-- Start Dataset rows --

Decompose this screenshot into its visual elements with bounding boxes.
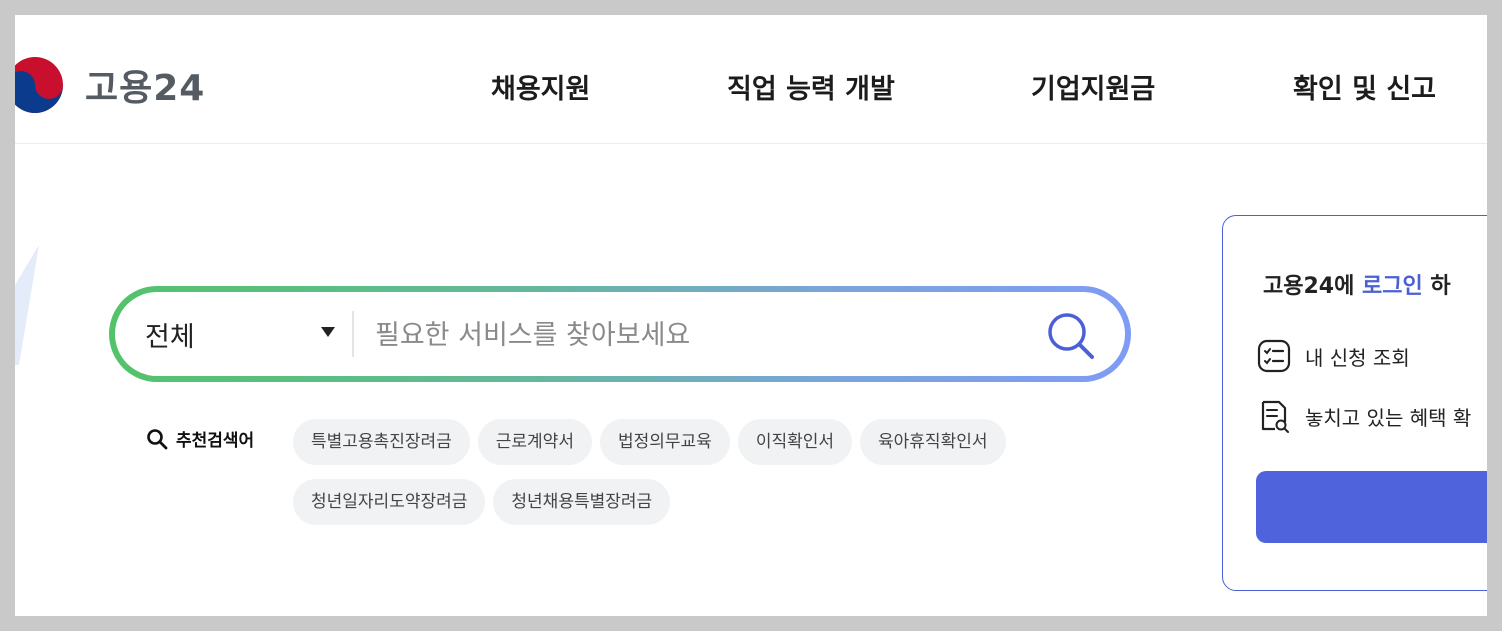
nav-item-confirm-report[interactable]: 확인 및 신고 (1293, 67, 1436, 106)
search-bar: 전체 (109, 286, 1131, 382)
page: 고용24 채용지원 직업 능력 개발 기업지원금 확인 및 신고 전체 추천 (15, 15, 1487, 616)
recommended-keywords-label: 추천검색어 (146, 426, 254, 451)
decorative-shape (15, 245, 39, 365)
taegeuk-emblem-icon (15, 57, 63, 113)
my-applications-label: 내 신청 조회 (1305, 345, 1410, 370)
search-input[interactable] (373, 306, 1017, 364)
recommended-label-text: 추천검색어 (176, 431, 255, 451)
keyword-chip[interactable]: 청년일자리도약장려금 (293, 479, 486, 525)
search-divider (352, 311, 354, 357)
recommended-keywords: 특별고용촉진장려금 근로계약서 법정의무교육 이직확인서 육아휴직확인서청년일자리도약장… (293, 419, 1133, 539)
site-logo[interactable]: 고용24 (15, 53, 223, 117)
logo-text: 고용24 (85, 68, 206, 109)
keyword-chip[interactable]: 특별고용촉진장려금 (293, 419, 470, 465)
document-search-icon (1261, 400, 1289, 433)
keyword-chip[interactable]: 청년채용특별장려금 (493, 479, 671, 525)
search-icon[interactable] (1045, 310, 1097, 362)
nav-item-hiring-support[interactable]: 채용지원 (491, 67, 590, 106)
keyword-chip[interactable]: 법정의무교육 (599, 419, 730, 465)
keyword-chip[interactable]: 근로계약서 (477, 419, 592, 465)
nav-item-company-subsidy[interactable]: 기업지원금 (1031, 67, 1155, 106)
missed-benefits-link[interactable]: 놓치고 있는 혜택 확 (1257, 399, 1471, 433)
site-header: 고용24 채용지원 직업 능력 개발 기업지원금 확인 및 신고 (15, 15, 1487, 144)
login-button[interactable] (1256, 471, 1487, 543)
my-applications-link[interactable]: 내 신청 조회 (1257, 339, 1410, 373)
login-title-suffix: 하 (1422, 274, 1451, 299)
magnifier-icon (147, 428, 168, 449)
keyword-chip[interactable]: 이직확인서 (737, 419, 853, 465)
login-card-title: 고용24에 로그인 하 (1263, 268, 1451, 300)
keyword-chip[interactable]: 육아휴직확인서 (860, 419, 1006, 465)
login-link[interactable]: 로그인 (1362, 274, 1423, 299)
category-select-value: 전체 (145, 321, 195, 353)
checklist-icon (1257, 339, 1291, 373)
login-title-prefix: 고용24에 (1263, 274, 1362, 299)
category-select[interactable]: 전체 (145, 292, 335, 376)
search-bar-inner: 전체 (115, 292, 1125, 376)
nav-item-job-skills[interactable]: 직업 능력 개발 (727, 67, 895, 106)
caret-down-icon (321, 327, 335, 337)
missed-benefits-label: 놓치고 있는 혜택 확 (1305, 405, 1472, 430)
login-card: 고용24에 로그인 하 내 신청 조회 놓치고 있는 혜택 확 (1222, 215, 1487, 591)
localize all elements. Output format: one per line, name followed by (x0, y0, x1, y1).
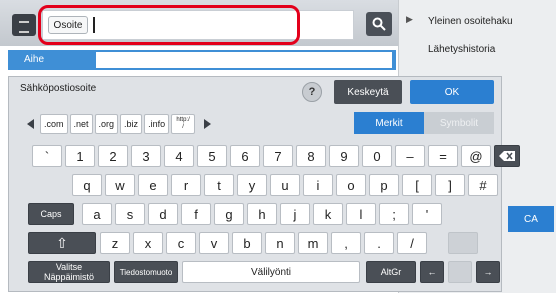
key-disabled[interactable] (448, 261, 472, 283)
caps-lock-button[interactable]: Caps (28, 203, 74, 225)
backspace-button[interactable] (494, 145, 520, 167)
key[interactable]: 0 (362, 145, 392, 167)
key[interactable]: h (247, 203, 277, 225)
key[interactable]: p (369, 174, 399, 196)
key[interactable]: 5 (197, 145, 227, 167)
menu-icon[interactable] (12, 14, 36, 36)
key[interactable]: i (303, 174, 333, 196)
characters-tab[interactable]: Merkit (354, 112, 424, 134)
key[interactable]: a (82, 203, 112, 225)
highlight-frame (38, 5, 300, 45)
domain-scroll-left-button[interactable] (20, 113, 40, 135)
key[interactable]: s (115, 203, 145, 225)
key[interactable]: k (313, 203, 343, 225)
key[interactable]: b (232, 232, 262, 254)
key[interactable]: / (397, 232, 427, 254)
key[interactable]: x (133, 232, 163, 254)
subject-label: Aihe (24, 54, 45, 65)
key[interactable]: m (298, 232, 328, 254)
cancel-button[interactable]: Keskeytä (334, 80, 402, 104)
subject-field[interactable] (96, 52, 392, 68)
key[interactable]: ; (379, 203, 409, 225)
char-mode-toggle: Merkit Symbolit (354, 112, 494, 134)
chevron-left-icon (26, 119, 34, 129)
key[interactable]: f (181, 203, 211, 225)
play-icon: ▶ (406, 14, 413, 24)
key[interactable]: z (100, 232, 130, 254)
key[interactable]: 7 (263, 145, 293, 167)
key[interactable]: d (148, 203, 178, 225)
key[interactable]: o (336, 174, 366, 196)
file-format-button[interactable]: Tiedostomuoto (114, 261, 178, 283)
ok-button[interactable]: OK (410, 80, 494, 104)
domain-key-info[interactable]: .info (144, 114, 170, 134)
key[interactable]: e (138, 174, 168, 196)
shift-button[interactable]: ⇧ (28, 232, 96, 254)
key[interactable]: q (72, 174, 102, 196)
key[interactable]: t (204, 174, 234, 196)
cursor-right-button[interactable]: → (476, 261, 500, 283)
key[interactable]: # (468, 174, 498, 196)
key[interactable]: 1 (65, 145, 95, 167)
key[interactable]: v (199, 232, 229, 254)
key[interactable]: y (237, 174, 267, 196)
key[interactable]: g (214, 203, 244, 225)
global-address-search-link[interactable]: Yleinen osoitehaku (428, 16, 513, 27)
key[interactable]: = (428, 145, 458, 167)
key[interactable]: 4 (164, 145, 194, 167)
altgr-button[interactable]: AltGr (366, 261, 416, 283)
ca-button[interactable]: CA (508, 206, 554, 232)
domain-key-http[interactable]: http:/ / (171, 114, 196, 134)
email-field-label: Sähköpostiosoite (20, 83, 97, 94)
key[interactable]: ' (412, 203, 442, 225)
domain-key-biz[interactable]: .biz (120, 114, 143, 134)
key[interactable]: l (346, 203, 376, 225)
key[interactable]: – (395, 145, 425, 167)
send-history-link[interactable]: Lähetyshistoria (428, 44, 495, 55)
key[interactable]: c (166, 232, 196, 254)
select-keyboard-line-2: Näppäimistö (43, 272, 95, 282)
domain-shortcut-row: .com .net .org .biz .info http:/ / (20, 112, 217, 136)
key[interactable]: 9 (329, 145, 359, 167)
domain-scroll-right-button[interactable] (197, 113, 217, 135)
cursor-left-button[interactable]: ← (420, 261, 444, 283)
chevron-right-icon (203, 119, 211, 129)
symbols-tab[interactable]: Symbolit (424, 112, 494, 134)
key[interactable]: 3 (131, 145, 161, 167)
key[interactable]: ` (32, 145, 62, 167)
search-icon (372, 17, 386, 31)
domain-key-org[interactable]: .org (94, 114, 119, 134)
http-line-2: / (182, 124, 184, 130)
key-disabled[interactable] (448, 232, 478, 254)
key[interactable]: @ (461, 145, 491, 167)
key[interactable]: n (265, 232, 295, 254)
domain-key-com[interactable]: .com (40, 114, 68, 134)
key[interactable]: . (364, 232, 394, 254)
key[interactable]: [ (402, 174, 432, 196)
space-bar[interactable]: Välilyönti (182, 261, 360, 283)
key[interactable]: 6 (230, 145, 260, 167)
key[interactable]: , (331, 232, 361, 254)
select-keyboard-line-1: Valitse (55, 262, 83, 272)
search-button[interactable] (366, 12, 392, 36)
backspace-icon (499, 151, 515, 161)
domain-key-net[interactable]: .net (69, 114, 93, 134)
key[interactable]: u (270, 174, 300, 196)
key[interactable]: ] (435, 174, 465, 196)
key[interactable]: w (105, 174, 135, 196)
key[interactable]: 2 (98, 145, 128, 167)
select-keyboard-button[interactable]: Valitse Näppäimistö (28, 261, 110, 283)
key[interactable]: 8 (296, 145, 326, 167)
http-line-1: http:/ (176, 117, 190, 123)
key[interactable]: r (171, 174, 201, 196)
help-button[interactable]: ? (302, 82, 322, 102)
key[interactable]: j (280, 203, 310, 225)
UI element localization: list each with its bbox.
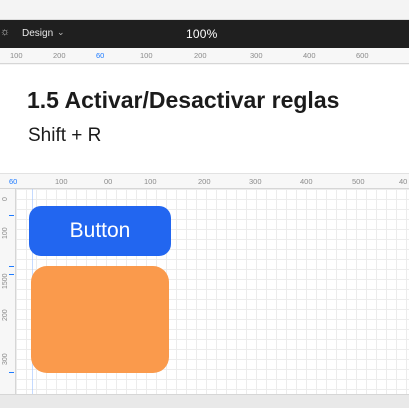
- ruler-label: 200: [198, 177, 211, 186]
- ruler-label: 200: [53, 51, 66, 60]
- content-panel: 1.5 Activar/Desactivar reglas Shift + R: [0, 65, 409, 173]
- ruler-label: 1500: [2, 273, 9, 289]
- top-toolbar: ☼ Design ⌄ 100%: [0, 0, 409, 48]
- ruler-label: 40: [399, 177, 408, 186]
- ruler-label: 300: [2, 353, 9, 365]
- ruler-label: 600: [356, 51, 369, 60]
- bottom-bar: [0, 394, 409, 408]
- ruler-label: 400: [303, 51, 316, 60]
- ruler-label: 60: [96, 51, 105, 60]
- ruler-label: 60: [9, 177, 18, 186]
- ruler-label: 100: [55, 177, 68, 186]
- ruler-label: 100: [144, 177, 157, 186]
- ruler-marker: [9, 274, 14, 275]
- ruler-marker: [9, 266, 14, 267]
- chevron-down-icon[interactable]: ⌄: [57, 27, 65, 38]
- zoom-level[interactable]: 100%: [186, 27, 218, 41]
- horizontal-ruler-lower[interactable]: 60 100 00 100 200 300 400 500 40: [0, 173, 409, 189]
- horizontal-ruler-upper: 100 200 60 100 200 300 400 600: [0, 48, 409, 64]
- ruler-label: 400: [300, 177, 313, 186]
- ruler-label: 200: [194, 51, 207, 60]
- ruler-label: 100: [10, 51, 23, 60]
- ruler-label: 100: [2, 227, 9, 239]
- ruler-label: 300: [249, 177, 262, 186]
- page-title: 1.5 Activar/Desactivar reglas: [27, 87, 340, 113]
- ruler-label: 100: [140, 51, 153, 60]
- design-tab[interactable]: Design: [22, 28, 53, 39]
- ruler-label: 500: [352, 177, 365, 186]
- keyboard-shortcut: Shift + R: [28, 125, 102, 146]
- orange-rectangle-shape[interactable]: [31, 266, 169, 373]
- ruler-label: 200: [2, 309, 9, 321]
- window-edge: [0, 0, 409, 20]
- ruler-marker: [9, 215, 14, 216]
- vertical-ruler[interactable]: 0 100 1500 200 300: [0, 189, 16, 394]
- ruler-marker: [9, 372, 14, 373]
- ruler-label: 00: [104, 177, 113, 186]
- canvas-button-shape[interactable]: Button: [29, 206, 171, 256]
- menu-icon[interactable]: ☼: [0, 26, 10, 38]
- ruler-label: 0: [2, 197, 9, 201]
- ruler-label: 300: [250, 51, 263, 60]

-- End Dataset rows --

| To do |
Give the listing lines as a numbered list, leaving out any blank lines, starting with the line containing "nav-item-confirm-report[interactable]: 확인 및" and going on through the line containing "login-card-title: 고용24에 로그인", both included.

| Output of the exercise |
1. nav-item-confirm-report[interactable]: 확인 및 신고 (1293, 67, 1436, 106)
2. search-bar: 전체 (109, 286, 1131, 382)
3. page: 고용24 채용지원 직업 능력 개발 기업지원금 확인 및 신고 전체 추천 (15, 15, 1487, 616)
4. recommended-keywords-label: 추천검색어 (146, 426, 254, 451)
5. decorative-shape (15, 245, 39, 365)
6. taegeuk-emblem-icon (15, 57, 63, 113)
7. my-applications-label: 내 신청 조회 (1305, 345, 1410, 370)
8. search-input[interactable] (373, 306, 1017, 364)
9. recommended-label-text: 추천검색어 (176, 431, 255, 451)
10. keyword-chip[interactable]: 청년일자리도약장려금 (293, 479, 486, 525)
11. search-divider (352, 311, 354, 357)
12. recommended-keywords: 특별고용촉진장려금 근로계약서 법정의무교육 이직확인서 육아휴직확인서청년일자리도약장… (293, 419, 1133, 539)
13. site-logo[interactable]: 고용24 (15, 53, 223, 117)
14. logo-text: 고용24 (85, 68, 206, 109)
15. keyword-chip[interactable]: 특별고용촉진장려금 (293, 419, 470, 465)
16. document-search-icon (1261, 400, 1289, 433)
17. keyword-chip[interactable]: 청년채용특별장려금 (493, 479, 671, 525)
18. search-icon[interactable] (1045, 310, 1097, 362)
19. nav-item-hiring-support[interactable]: 채용지원 (491, 67, 590, 106)
20. keyword-chip[interactable]: 법정의무교육 (599, 419, 730, 465)
21. keyword-chip[interactable]: 근로계약서 (477, 419, 592, 465)
22. nav-item-company-subsidy[interactable]: 기업지원금 (1031, 67, 1155, 106)
23. missed-benefits-link[interactable]: 놓치고 있는 혜택 확 (1257, 399, 1471, 433)
24. site-header: 고용24 채용지원 직업 능력 개발 기업지원금 확인 및 신고 (15, 15, 1487, 144)
25. login-button[interactable] (1256, 471, 1487, 543)
26. my-applications-link[interactable]: 내 신청 조회 (1257, 339, 1410, 373)
27. login-title-suffix: 하 (1422, 274, 1451, 299)
28. magnifier-icon (147, 428, 168, 449)
29. keyword-chip[interactable]: 이직확인서 (737, 419, 853, 465)
30. login-card-title: 고용24에 로그인 하 (1263, 268, 1451, 300)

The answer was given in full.